Task to complete:
Every line of the entries below that mentions "torque" is to be copied out.

====== Exercise inputs

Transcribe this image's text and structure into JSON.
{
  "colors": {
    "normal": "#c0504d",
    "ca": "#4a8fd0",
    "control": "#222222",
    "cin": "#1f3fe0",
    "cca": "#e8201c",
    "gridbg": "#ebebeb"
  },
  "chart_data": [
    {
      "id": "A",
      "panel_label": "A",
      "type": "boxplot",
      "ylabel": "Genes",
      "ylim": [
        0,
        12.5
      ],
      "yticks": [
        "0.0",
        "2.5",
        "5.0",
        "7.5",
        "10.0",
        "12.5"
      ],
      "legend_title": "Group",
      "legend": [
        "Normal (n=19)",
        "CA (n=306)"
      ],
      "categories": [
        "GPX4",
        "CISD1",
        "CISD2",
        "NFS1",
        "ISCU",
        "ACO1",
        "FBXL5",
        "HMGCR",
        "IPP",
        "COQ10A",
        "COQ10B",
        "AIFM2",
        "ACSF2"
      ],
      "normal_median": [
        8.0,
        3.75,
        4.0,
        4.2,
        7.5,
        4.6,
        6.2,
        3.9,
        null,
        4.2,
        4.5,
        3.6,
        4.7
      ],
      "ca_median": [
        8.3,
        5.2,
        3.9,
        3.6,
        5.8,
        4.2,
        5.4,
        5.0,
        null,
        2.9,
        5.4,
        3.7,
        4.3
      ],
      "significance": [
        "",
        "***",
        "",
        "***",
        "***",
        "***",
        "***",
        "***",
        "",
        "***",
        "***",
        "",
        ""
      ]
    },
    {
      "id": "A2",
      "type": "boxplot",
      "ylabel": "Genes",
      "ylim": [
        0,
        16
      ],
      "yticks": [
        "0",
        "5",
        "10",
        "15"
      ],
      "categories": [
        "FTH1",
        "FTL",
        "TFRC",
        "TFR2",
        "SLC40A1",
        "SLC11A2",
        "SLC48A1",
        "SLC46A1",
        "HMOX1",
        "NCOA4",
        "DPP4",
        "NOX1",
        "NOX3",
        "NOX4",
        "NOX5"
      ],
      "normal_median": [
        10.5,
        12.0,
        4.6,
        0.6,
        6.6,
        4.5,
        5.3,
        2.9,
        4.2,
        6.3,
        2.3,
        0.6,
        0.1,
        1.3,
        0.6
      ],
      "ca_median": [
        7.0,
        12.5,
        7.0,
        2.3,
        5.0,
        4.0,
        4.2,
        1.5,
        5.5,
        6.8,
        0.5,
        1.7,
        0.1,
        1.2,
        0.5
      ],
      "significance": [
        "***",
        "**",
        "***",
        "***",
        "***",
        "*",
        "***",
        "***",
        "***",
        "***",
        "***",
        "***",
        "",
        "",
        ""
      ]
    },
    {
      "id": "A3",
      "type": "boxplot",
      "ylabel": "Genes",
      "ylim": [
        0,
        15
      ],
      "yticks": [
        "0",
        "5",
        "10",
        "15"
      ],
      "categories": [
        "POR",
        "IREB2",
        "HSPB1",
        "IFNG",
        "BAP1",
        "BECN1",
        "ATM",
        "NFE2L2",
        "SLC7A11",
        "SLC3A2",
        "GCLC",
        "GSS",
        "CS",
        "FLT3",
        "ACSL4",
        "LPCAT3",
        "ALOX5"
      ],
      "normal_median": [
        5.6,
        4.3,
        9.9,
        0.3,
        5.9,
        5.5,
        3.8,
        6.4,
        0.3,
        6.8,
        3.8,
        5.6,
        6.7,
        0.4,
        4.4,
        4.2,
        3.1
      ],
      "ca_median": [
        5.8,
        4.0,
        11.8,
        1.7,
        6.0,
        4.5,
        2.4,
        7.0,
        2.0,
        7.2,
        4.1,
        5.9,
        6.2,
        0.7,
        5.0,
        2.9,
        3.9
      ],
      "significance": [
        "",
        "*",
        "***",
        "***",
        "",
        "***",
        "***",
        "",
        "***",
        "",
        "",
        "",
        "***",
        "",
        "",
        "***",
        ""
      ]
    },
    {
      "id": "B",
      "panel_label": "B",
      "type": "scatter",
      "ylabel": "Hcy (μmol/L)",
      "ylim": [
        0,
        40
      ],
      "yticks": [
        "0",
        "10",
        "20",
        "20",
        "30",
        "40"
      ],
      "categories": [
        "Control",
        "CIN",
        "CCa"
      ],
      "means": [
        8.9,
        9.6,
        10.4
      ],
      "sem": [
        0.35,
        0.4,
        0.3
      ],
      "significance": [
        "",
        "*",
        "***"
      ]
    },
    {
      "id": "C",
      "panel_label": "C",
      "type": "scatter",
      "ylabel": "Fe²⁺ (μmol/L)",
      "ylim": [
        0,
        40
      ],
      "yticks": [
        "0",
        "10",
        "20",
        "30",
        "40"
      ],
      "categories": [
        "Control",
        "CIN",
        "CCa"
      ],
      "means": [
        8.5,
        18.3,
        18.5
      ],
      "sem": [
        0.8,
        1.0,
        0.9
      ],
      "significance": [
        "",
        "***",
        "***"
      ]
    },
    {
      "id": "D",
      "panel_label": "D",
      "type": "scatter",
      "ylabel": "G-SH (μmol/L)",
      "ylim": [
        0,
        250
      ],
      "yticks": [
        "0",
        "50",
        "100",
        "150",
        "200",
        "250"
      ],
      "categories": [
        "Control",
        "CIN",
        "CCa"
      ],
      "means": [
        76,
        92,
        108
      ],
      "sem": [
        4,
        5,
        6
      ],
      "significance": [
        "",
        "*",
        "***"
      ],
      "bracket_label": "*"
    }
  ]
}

============
====== Exercise inputs

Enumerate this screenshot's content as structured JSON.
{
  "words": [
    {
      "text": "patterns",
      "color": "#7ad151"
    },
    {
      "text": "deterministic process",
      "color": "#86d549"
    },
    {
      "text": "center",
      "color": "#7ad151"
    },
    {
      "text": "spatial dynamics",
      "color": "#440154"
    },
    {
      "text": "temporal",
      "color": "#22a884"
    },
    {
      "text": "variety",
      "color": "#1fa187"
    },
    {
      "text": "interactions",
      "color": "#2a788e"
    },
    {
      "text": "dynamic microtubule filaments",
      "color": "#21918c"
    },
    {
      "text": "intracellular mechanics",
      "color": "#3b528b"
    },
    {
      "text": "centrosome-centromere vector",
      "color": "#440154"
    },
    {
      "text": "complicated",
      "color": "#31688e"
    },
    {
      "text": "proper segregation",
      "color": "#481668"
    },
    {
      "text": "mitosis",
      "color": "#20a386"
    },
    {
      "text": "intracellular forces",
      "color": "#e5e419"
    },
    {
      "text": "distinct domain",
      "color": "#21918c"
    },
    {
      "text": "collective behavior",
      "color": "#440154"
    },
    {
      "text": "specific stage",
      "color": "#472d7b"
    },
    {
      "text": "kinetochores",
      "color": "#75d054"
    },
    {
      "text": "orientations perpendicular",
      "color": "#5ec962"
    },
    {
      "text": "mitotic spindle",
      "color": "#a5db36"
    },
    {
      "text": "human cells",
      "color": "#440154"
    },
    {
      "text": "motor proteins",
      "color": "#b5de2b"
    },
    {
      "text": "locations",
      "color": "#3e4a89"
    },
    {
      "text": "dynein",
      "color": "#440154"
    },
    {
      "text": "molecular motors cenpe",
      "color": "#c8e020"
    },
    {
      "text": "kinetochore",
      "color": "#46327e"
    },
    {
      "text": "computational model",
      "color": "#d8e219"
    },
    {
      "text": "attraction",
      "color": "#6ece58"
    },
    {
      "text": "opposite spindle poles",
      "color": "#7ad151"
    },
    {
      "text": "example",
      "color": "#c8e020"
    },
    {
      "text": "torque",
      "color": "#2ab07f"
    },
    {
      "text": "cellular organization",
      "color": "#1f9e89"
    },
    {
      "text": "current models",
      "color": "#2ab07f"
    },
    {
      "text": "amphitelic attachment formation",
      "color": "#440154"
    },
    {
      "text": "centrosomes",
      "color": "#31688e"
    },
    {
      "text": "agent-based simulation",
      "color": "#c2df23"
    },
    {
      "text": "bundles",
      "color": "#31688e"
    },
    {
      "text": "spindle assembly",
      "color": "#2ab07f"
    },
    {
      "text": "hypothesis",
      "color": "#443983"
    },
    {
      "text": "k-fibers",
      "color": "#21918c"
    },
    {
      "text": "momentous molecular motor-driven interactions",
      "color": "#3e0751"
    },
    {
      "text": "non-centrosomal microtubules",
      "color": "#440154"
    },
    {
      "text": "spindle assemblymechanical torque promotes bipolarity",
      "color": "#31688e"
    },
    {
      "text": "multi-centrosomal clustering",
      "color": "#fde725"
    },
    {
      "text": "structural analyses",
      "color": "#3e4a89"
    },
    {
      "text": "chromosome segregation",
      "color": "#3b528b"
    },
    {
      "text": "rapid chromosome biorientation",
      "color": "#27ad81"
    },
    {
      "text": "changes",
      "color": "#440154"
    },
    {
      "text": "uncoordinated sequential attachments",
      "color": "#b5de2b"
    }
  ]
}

============

Solution to this problem:
      "text": "torque",
      "text": "spindle assemblymechanical torque promotes bipolarity",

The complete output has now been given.